* begin Data to process *

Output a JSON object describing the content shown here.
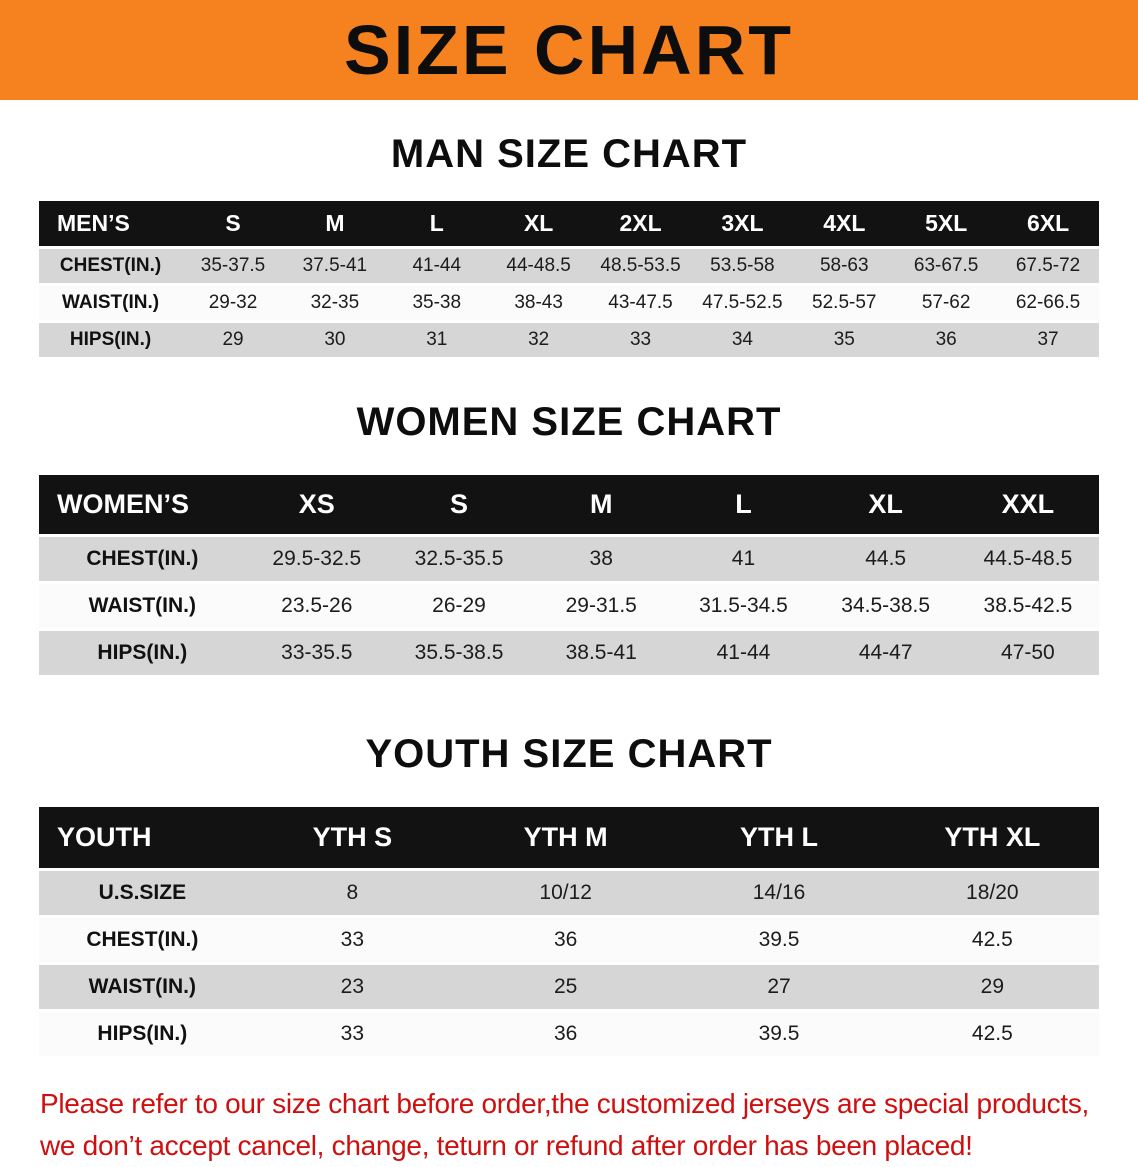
{
  "banner": {
    "title": "SIZE CHART",
    "bg_color": "#f5821f"
  },
  "tables": [
    {
      "id": "men",
      "heading": "MAN SIZE CHART",
      "header": [
        "MEN’S",
        "S",
        "M",
        "L",
        "XL",
        "2XL",
        "3XL",
        "4XL",
        "5XL",
        "6XL"
      ],
      "rows": [
        {
          "label": "CHEST(IN.)",
          "values": [
            "35-37.5",
            "37.5-41",
            "41-44",
            "44-48.5",
            "48.5-53.5",
            "53.5-58",
            "58-63",
            "63-67.5",
            "67.5-72"
          ]
        },
        {
          "label": "WAIST(IN.)",
          "values": [
            "29-32",
            "32-35",
            "35-38",
            "38-43",
            "43-47.5",
            "47.5-52.5",
            "52.5-57",
            "57-62",
            "62-66.5"
          ]
        },
        {
          "label": "HIPS(IN.)",
          "values": [
            "29",
            "30",
            "31",
            "32",
            "33",
            "34",
            "35",
            "36",
            "37"
          ]
        }
      ]
    },
    {
      "id": "women",
      "heading": "WOMEN SIZE CHART",
      "header": [
        "WOMEN’S",
        "XS",
        "S",
        "M",
        "L",
        "XL",
        "XXL"
      ],
      "rows": [
        {
          "label": "CHEST(IN.)",
          "values": [
            "29.5-32.5",
            "32.5-35.5",
            "38",
            "41",
            "44.5",
            "44.5-48.5"
          ]
        },
        {
          "label": "WAIST(IN.)",
          "values": [
            "23.5-26",
            "26-29",
            "29-31.5",
            "31.5-34.5",
            "34.5-38.5",
            "38.5-42.5"
          ]
        },
        {
          "label": "HIPS(IN.)",
          "values": [
            "33-35.5",
            "35.5-38.5",
            "38.5-41",
            "41-44",
            "44-47",
            "47-50"
          ]
        }
      ]
    },
    {
      "id": "youth",
      "heading": "YOUTH SIZE CHART",
      "header": [
        "YOUTH",
        "YTH S",
        "YTH M",
        "YTH L",
        "YTH XL"
      ],
      "rows": [
        {
          "label": "U.S.SIZE",
          "values": [
            "8",
            "10/12",
            "14/16",
            "18/20"
          ]
        },
        {
          "label": "CHEST(IN.)",
          "values": [
            "33",
            "36",
            "39.5",
            "42.5"
          ]
        },
        {
          "label": "WAIST(IN.)",
          "values": [
            "23",
            "25",
            "27",
            "29"
          ]
        },
        {
          "label": "HIPS(IN.)",
          "values": [
            "33",
            "36",
            "39.5",
            "42.5"
          ]
        }
      ]
    }
  ],
  "disclaimer": {
    "line1": "Please refer to our size chart before order,the customized jerseys are special products,",
    "line2": "we don’t accept cancel, change, teturn or refund after order has been placed!",
    "text_color": "#cf0f0f"
  }
}
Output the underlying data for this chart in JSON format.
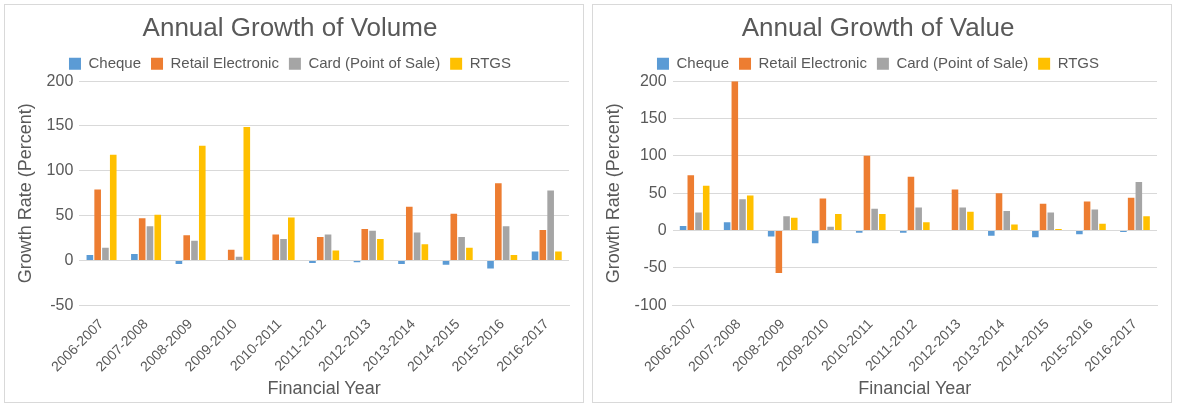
{
  "chart_data": [
    {
      "type": "bar",
      "title": "Annual Growth of Volume",
      "xlabel": "Financial Year",
      "ylabel": "Growth Rate (Percent)",
      "categories": [
        "2006-2007",
        "2007-2008",
        "2008-2009",
        "2009-2010",
        "2010-2011",
        "2011-2012",
        "2012-2013",
        "2013-2014",
        "2014-2015",
        "2015-2016",
        "2016-2017"
      ],
      "series": [
        {
          "name": "Cheque",
          "color": "#5b9bd5",
          "values": [
            6,
            7,
            -4,
            null,
            0,
            -3,
            -2,
            -4,
            -5,
            -9,
            10
          ]
        },
        {
          "name": "Retail Electronic",
          "color": "#ed7d31",
          "values": [
            79,
            47,
            28,
            12,
            29,
            26,
            35,
            60,
            52,
            86,
            34
          ]
        },
        {
          "name": "Card (Point of Sale)",
          "color": "#a5a5a5",
          "values": [
            14,
            38,
            22,
            4,
            24,
            29,
            33,
            31,
            26,
            38,
            78
          ]
        },
        {
          "name": "RTGS",
          "color": "#ffc000",
          "values": [
            118,
            51,
            128,
            149,
            48,
            11,
            24,
            18,
            14,
            6,
            10
          ]
        }
      ],
      "ylim": [
        -50,
        200
      ],
      "yticks": [
        -50,
        0,
        50,
        100,
        150,
        200
      ],
      "grid": "y",
      "legend": "top"
    },
    {
      "type": "bar",
      "title": "Annual Growth of Value",
      "xlabel": "Financial Year",
      "ylabel": "Growth Rate (Percent)",
      "categories": [
        "2006-2007",
        "2007-2008",
        "2008-2009",
        "2009-2010",
        "2010-2011",
        "2011-2012",
        "2012-2013",
        "2013-2014",
        "2014-2015",
        "2015-2016",
        "2016-2017"
      ],
      "series": [
        {
          "name": "Cheque",
          "color": "#5b9bd5",
          "values": [
            6,
            11,
            -8,
            -17,
            -3,
            -3,
            null,
            -7,
            -9,
            -5,
            -2
          ]
        },
        {
          "name": "Retail Electronic",
          "color": "#ed7d31",
          "values": [
            74,
            200,
            -57,
            43,
            100,
            72,
            55,
            50,
            36,
            39,
            44
          ]
        },
        {
          "name": "Card (Point of Sale)",
          "color": "#a5a5a5",
          "values": [
            24,
            42,
            19,
            5,
            29,
            31,
            31,
            26,
            24,
            28,
            65
          ]
        },
        {
          "name": "RTGS",
          "color": "#ffc000",
          "values": [
            60,
            47,
            17,
            22,
            22,
            11,
            25,
            8,
            2,
            9,
            19
          ]
        }
      ],
      "ylim": [
        -100,
        200
      ],
      "yticks": [
        -100,
        -50,
        0,
        50,
        100,
        150,
        200
      ],
      "grid": "y",
      "legend": "top"
    }
  ]
}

* end Data to process *

→ **Brief**:
Nothing in the entries above should change when they are printed again, except that the pictures are dropped.

→ **Answer to this task**:
Output a JSON object describing the content shown here.
{
  "banner": {
    "title": "SIZE CHART",
    "bg_color": "#f5821f"
  },
  "tables": [
    {
      "id": "men",
      "heading": "MAN SIZE CHART",
      "header": [
        "MEN’S",
        "S",
        "M",
        "L",
        "XL",
        "2XL",
        "3XL",
        "4XL",
        "5XL",
        "6XL"
      ],
      "rows": [
        {
          "label": "CHEST(IN.)",
          "values": [
            "35-37.5",
            "37.5-41",
            "41-44",
            "44-48.5",
            "48.5-53.5",
            "53.5-58",
            "58-63",
            "63-67.5",
            "67.5-72"
          ]
        },
        {
          "label": "WAIST(IN.)",
          "values": [
            "29-32",
            "32-35",
            "35-38",
            "38-43",
            "43-47.5",
            "47.5-52.5",
            "52.5-57",
            "57-62",
            "62-66.5"
          ]
        },
        {
          "label": "HIPS(IN.)",
          "values": [
            "29",
            "30",
            "31",
            "32",
            "33",
            "34",
            "35",
            "36",
            "37"
          ]
        }
      ]
    },
    {
      "id": "women",
      "heading": "WOMEN SIZE CHART",
      "header": [
        "WOMEN’S",
        "XS",
        "S",
        "M",
        "L",
        "XL",
        "XXL"
      ],
      "rows": [
        {
          "label": "CHEST(IN.)",
          "values": [
            "29.5-32.5",
            "32.5-35.5",
            "38",
            "41",
            "44.5",
            "44.5-48.5"
          ]
        },
        {
          "label": "WAIST(IN.)",
          "values": [
            "23.5-26",
            "26-29",
            "29-31.5",
            "31.5-34.5",
            "34.5-38.5",
            "38.5-42.5"
          ]
        },
        {
          "label": "HIPS(IN.)",
          "values": [
            "33-35.5",
            "35.5-38.5",
            "38.5-41",
            "41-44",
            "44-47",
            "47-50"
          ]
        }
      ]
    },
    {
      "id": "youth",
      "heading": "YOUTH SIZE CHART",
      "header": [
        "YOUTH",
        "YTH S",
        "YTH M",
        "YTH L",
        "YTH XL"
      ],
      "rows": [
        {
          "label": "U.S.SIZE",
          "values": [
            "8",
            "10/12",
            "14/16",
            "18/20"
          ]
        },
        {
          "label": "CHEST(IN.)",
          "values": [
            "33",
            "36",
            "39.5",
            "42.5"
          ]
        },
        {
          "label": "WAIST(IN.)",
          "values": [
            "23",
            "25",
            "27",
            "29"
          ]
        },
        {
          "label": "HIPS(IN.)",
          "values": [
            "33",
            "36",
            "39.5",
            "42.5"
          ]
        }
      ]
    }
  ],
  "disclaimer": {
    "line1": "Please refer to our size chart before order,the customized jerseys are special products,",
    "line2": "we don’t accept cancel, change, teturn or refund after order has been placed!",
    "text_color": "#cf0f0f"
  }
}
Output the underlying data for this chart in JSON format.
{
  "chart_data": [
    {
      "type": "bar",
      "title": "Annual Growth of Volume",
      "xlabel": "Financial Year",
      "ylabel": "Growth Rate (Percent)",
      "categories": [
        "2006-2007",
        "2007-2008",
        "2008-2009",
        "2009-2010",
        "2010-2011",
        "2011-2012",
        "2012-2013",
        "2013-2014",
        "2014-2015",
        "2015-2016",
        "2016-2017"
      ],
      "series": [
        {
          "name": "Cheque",
          "color": "#5b9bd5",
          "values": [
            6,
            7,
            -4,
            null,
            0,
            -3,
            -2,
            -4,
            -5,
            -9,
            10
          ]
        },
        {
          "name": "Retail Electronic",
          "color": "#ed7d31",
          "values": [
            79,
            47,
            28,
            12,
            29,
            26,
            35,
            60,
            52,
            86,
            34
          ]
        },
        {
          "name": "Card (Point of Sale)",
          "color": "#a5a5a5",
          "values": [
            14,
            38,
            22,
            4,
            24,
            29,
            33,
            31,
            26,
            38,
            78
          ]
        },
        {
          "name": "RTGS",
          "color": "#ffc000",
          "values": [
            118,
            51,
            128,
            149,
            48,
            11,
            24,
            18,
            14,
            6,
            10
          ]
        }
      ],
      "ylim": [
        -50,
        200
      ],
      "yticks": [
        -50,
        0,
        50,
        100,
        150,
        200
      ],
      "grid": "y",
      "legend": "top"
    },
    {
      "type": "bar",
      "title": "Annual Growth of Value",
      "xlabel": "Financial Year",
      "ylabel": "Growth Rate (Percent)",
      "categories": [
        "2006-2007",
        "2007-2008",
        "2008-2009",
        "2009-2010",
        "2010-2011",
        "2011-2012",
        "2012-2013",
        "2013-2014",
        "2014-2015",
        "2015-2016",
        "2016-2017"
      ],
      "series": [
        {
          "name": "Cheque",
          "color": "#5b9bd5",
          "values": [
            6,
            11,
            -8,
            -17,
            -3,
            -3,
            null,
            -7,
            -9,
            -5,
            -2
          ]
        },
        {
          "name": "Retail Electronic",
          "color": "#ed7d31",
          "values": [
            74,
            200,
            -57,
            43,
            100,
            72,
            55,
            50,
            36,
            39,
            44
          ]
        },
        {
          "name": "Card (Point of Sale)",
          "color": "#a5a5a5",
          "values": [
            24,
            42,
            19,
            5,
            29,
            31,
            31,
            26,
            24,
            28,
            65
          ]
        },
        {
          "name": "RTGS",
          "color": "#ffc000",
          "values": [
            60,
            47,
            17,
            22,
            22,
            11,
            25,
            8,
            2,
            9,
            19
          ]
        }
      ],
      "ylim": [
        -100,
        200
      ],
      "yticks": [
        -100,
        -50,
        0,
        50,
        100,
        150,
        200
      ],
      "grid": "y",
      "legend": "top"
    }
  ]
}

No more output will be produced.